Your goal -
From the listing that follows, extract every line and set it down unaltered.

Supplied records -
┄┄┄┄┄┄┄┄┄┄┄┄┄┄┄┄┄┄┄┄
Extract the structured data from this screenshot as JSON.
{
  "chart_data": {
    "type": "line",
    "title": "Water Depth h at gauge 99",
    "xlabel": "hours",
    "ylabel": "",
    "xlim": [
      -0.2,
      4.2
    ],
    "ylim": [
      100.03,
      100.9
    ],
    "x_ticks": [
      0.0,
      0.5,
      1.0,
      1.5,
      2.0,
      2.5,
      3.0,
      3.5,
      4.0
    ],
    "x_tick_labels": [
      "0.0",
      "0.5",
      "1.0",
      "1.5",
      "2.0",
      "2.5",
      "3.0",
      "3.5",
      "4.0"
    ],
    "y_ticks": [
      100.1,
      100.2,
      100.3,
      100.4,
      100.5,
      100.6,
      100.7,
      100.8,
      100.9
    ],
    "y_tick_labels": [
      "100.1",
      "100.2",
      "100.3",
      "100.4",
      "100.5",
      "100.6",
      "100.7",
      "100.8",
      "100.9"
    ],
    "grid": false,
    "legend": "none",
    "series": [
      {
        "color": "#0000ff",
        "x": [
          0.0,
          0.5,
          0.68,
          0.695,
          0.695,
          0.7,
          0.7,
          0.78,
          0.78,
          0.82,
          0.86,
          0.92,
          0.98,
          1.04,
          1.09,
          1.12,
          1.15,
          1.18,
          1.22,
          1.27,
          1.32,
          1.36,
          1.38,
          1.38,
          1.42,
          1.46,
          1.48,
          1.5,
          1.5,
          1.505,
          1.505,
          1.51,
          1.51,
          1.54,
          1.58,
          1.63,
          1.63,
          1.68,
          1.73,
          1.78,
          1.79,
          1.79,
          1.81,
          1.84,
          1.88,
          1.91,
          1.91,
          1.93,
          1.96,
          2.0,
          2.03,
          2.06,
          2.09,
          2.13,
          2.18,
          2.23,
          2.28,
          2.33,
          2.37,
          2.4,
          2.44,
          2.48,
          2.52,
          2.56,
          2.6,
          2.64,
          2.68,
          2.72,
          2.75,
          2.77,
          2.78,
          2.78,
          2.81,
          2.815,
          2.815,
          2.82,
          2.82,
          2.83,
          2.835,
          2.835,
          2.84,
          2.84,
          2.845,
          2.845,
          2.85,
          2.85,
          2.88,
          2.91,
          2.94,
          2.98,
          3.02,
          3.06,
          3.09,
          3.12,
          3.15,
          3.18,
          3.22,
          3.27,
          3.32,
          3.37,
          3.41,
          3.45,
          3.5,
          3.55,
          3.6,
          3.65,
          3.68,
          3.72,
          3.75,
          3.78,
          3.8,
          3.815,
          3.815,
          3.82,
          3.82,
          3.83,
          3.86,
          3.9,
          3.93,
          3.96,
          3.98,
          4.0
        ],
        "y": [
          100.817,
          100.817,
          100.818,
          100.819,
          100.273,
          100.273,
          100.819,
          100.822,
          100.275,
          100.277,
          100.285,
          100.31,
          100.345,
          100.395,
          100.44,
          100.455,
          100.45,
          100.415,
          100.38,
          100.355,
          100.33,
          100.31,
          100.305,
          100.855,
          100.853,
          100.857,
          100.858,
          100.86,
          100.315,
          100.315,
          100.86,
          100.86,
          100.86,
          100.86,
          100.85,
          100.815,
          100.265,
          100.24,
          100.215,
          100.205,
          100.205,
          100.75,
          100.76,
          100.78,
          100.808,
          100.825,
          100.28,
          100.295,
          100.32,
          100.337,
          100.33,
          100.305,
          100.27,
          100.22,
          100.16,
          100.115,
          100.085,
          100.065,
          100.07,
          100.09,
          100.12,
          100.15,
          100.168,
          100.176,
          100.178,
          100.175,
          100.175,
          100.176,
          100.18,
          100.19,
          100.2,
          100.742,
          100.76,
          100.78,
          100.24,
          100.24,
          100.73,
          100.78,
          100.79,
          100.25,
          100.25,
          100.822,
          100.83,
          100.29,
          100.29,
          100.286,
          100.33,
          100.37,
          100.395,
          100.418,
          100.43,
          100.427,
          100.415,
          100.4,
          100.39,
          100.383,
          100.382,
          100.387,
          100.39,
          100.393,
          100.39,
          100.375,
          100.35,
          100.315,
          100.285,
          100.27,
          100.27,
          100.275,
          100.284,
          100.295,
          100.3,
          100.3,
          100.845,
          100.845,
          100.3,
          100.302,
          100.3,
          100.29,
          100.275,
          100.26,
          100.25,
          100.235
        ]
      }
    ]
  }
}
┄┄┄┄┄┄┄┄┄┄┄┄┄┄┄┄┄┄┄┄
Output of the exercise -
Extract the structured data from this screenshot as JSON.
{
  "chart_data": {
    "type": "line",
    "title": "Water Depth h at gauge 99",
    "xlabel": "hours",
    "ylabel": "",
    "xlim": [
      -0.2,
      4.2
    ],
    "ylim": [
      100.03,
      100.9
    ],
    "x_ticks": [
      0.0,
      0.5,
      1.0,
      1.5,
      2.0,
      2.5,
      3.0,
      3.5,
      4.0
    ],
    "x_tick_labels": [
      "0.0",
      "0.5",
      "1.0",
      "1.5",
      "2.0",
      "2.5",
      "3.0",
      "3.5",
      "4.0"
    ],
    "y_ticks": [
      100.1,
      100.2,
      100.3,
      100.4,
      100.5,
      100.6,
      100.7,
      100.8,
      100.9
    ],
    "y_tick_labels": [
      "100.1",
      "100.2",
      "100.3",
      "100.4",
      "100.5",
      "100.6",
      "100.7",
      "100.8",
      "100.9"
    ],
    "grid": false,
    "legend": "none",
    "series": [
      {
        "color": "#0000ff",
        "x": [
          0.0,
          0.5,
          0.68,
          0.695,
          0.695,
          0.7,
          0.7,
          0.78,
          0.78,
          0.82,
          0.86,
          0.92,
          0.98,
          1.04,
          1.09,
          1.12,
          1.15,
          1.18,
          1.22,
          1.27,
          1.32,
          1.36,
          1.38,
          1.38,
          1.42,
          1.46,
          1.48,
          1.5,
          1.5,
          1.505,
          1.505,
          1.51,
          1.51,
          1.54,
          1.58,
          1.63,
          1.63,
          1.68,
          1.73,
          1.78,
          1.79,
          1.79,
          1.81,
          1.84,
          1.88,
          1.91,
          1.91,
          1.93,
          1.96,
          2.0,
          2.03,
          2.06,
          2.09,
          2.13,
          2.18,
          2.23,
          2.28,
          2.33,
          2.37,
          2.4,
          2.44,
          2.48,
          2.52,
          2.56,
          2.6,
          2.64,
          2.68,
          2.72,
          2.75,
          2.77,
          2.78,
          2.78,
          2.81,
          2.815,
          2.815,
          2.82,
          2.82,
          2.83,
          2.835,
          2.835,
          2.84,
          2.84,
          2.845,
          2.845,
          2.85,
          2.85,
          2.88,
          2.91,
          2.94,
          2.98,
          3.02,
          3.06,
          3.09,
          3.12,
          3.15,
          3.18,
          3.22,
          3.27,
          3.32,
          3.37,
          3.41,
          3.45,
          3.5,
          3.55,
          3.6,
          3.65,
          3.68,
          3.72,
          3.75,
          3.78,
          3.8,
          3.815,
          3.815,
          3.82,
          3.82,
          3.83,
          3.86,
          3.9,
          3.93,
          3.96,
          3.98,
          4.0
        ],
        "y": [
          100.817,
          100.817,
          100.818,
          100.819,
          100.273,
          100.273,
          100.819,
          100.822,
          100.275,
          100.277,
          100.285,
          100.31,
          100.345,
          100.395,
          100.44,
          100.455,
          100.45,
          100.415,
          100.38,
          100.355,
          100.33,
          100.31,
          100.305,
          100.855,
          100.853,
          100.857,
          100.858,
          100.86,
          100.315,
          100.315,
          100.86,
          100.86,
          100.86,
          100.86,
          100.85,
          100.815,
          100.265,
          100.24,
          100.215,
          100.205,
          100.205,
          100.75,
          100.76,
          100.78,
          100.808,
          100.825,
          100.28,
          100.295,
          100.32,
          100.337,
          100.33,
          100.305,
          100.27,
          100.22,
          100.16,
          100.115,
          100.085,
          100.065,
          100.07,
          100.09,
          100.12,
          100.15,
          100.168,
          100.176,
          100.178,
          100.175,
          100.175,
          100.176,
          100.18,
          100.19,
          100.2,
          100.742,
          100.76,
          100.78,
          100.24,
          100.24,
          100.73,
          100.78,
          100.79,
          100.25,
          100.25,
          100.822,
          100.83,
          100.29,
          100.29,
          100.286,
          100.33,
          100.37,
          100.395,
          100.418,
          100.43,
          100.427,
          100.415,
          100.4,
          100.39,
          100.383,
          100.382,
          100.387,
          100.39,
          100.393,
          100.39,
          100.375,
          100.35,
          100.315,
          100.285,
          100.27,
          100.27,
          100.275,
          100.284,
          100.295,
          100.3,
          100.3,
          100.845,
          100.845,
          100.3,
          100.302,
          100.3,
          100.29,
          100.275,
          100.26,
          100.25,
          100.235
        ]
      }
    ]
  }
}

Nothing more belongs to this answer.